**THE REQUEST:**
Read the listing below and copy out every line that holds "name".

**RECORDS FOR THE TASK:**
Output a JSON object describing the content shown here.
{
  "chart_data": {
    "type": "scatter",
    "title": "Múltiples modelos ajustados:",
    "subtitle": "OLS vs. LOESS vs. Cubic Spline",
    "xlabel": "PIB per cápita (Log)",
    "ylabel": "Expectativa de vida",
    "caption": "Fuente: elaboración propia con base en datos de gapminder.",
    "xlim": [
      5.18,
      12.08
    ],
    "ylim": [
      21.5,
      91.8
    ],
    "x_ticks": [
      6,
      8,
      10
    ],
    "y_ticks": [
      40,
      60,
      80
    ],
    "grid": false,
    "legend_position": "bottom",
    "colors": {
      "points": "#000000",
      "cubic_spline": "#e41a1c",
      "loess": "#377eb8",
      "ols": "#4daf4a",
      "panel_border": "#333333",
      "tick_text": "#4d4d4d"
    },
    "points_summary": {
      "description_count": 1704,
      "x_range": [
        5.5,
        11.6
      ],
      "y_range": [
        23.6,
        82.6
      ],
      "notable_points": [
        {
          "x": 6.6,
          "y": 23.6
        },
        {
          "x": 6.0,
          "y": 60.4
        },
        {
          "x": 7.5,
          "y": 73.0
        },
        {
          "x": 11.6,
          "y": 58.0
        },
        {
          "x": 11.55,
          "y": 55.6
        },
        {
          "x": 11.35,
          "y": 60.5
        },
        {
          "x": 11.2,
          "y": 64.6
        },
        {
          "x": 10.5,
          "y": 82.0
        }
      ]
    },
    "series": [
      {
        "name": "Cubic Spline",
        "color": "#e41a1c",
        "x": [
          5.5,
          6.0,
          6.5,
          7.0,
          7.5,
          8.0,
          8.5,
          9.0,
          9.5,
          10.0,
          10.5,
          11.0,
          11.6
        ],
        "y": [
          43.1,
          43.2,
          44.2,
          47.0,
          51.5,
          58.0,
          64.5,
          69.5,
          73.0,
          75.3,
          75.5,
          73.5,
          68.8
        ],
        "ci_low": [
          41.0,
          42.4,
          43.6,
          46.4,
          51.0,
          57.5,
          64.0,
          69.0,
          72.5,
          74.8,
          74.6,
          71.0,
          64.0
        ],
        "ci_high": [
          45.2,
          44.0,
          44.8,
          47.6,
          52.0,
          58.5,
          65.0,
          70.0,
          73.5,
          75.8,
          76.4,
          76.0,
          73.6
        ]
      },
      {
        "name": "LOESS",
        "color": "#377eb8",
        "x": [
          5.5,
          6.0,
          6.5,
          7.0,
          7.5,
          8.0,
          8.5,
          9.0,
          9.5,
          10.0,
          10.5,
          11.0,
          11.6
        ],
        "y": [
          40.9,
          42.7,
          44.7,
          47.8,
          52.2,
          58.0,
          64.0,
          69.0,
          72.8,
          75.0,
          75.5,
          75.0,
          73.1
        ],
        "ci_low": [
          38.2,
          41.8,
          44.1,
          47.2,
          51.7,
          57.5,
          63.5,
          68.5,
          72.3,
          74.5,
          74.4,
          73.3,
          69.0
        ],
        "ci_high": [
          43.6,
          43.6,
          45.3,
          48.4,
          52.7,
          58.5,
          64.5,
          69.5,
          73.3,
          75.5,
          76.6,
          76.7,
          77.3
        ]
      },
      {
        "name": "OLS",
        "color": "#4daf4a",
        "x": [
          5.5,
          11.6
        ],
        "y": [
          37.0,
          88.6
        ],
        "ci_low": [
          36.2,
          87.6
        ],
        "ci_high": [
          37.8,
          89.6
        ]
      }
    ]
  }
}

**THE REPLY:**
        "name": "Cubic Spline",
        "name": "LOESS",
        "name": "OLS",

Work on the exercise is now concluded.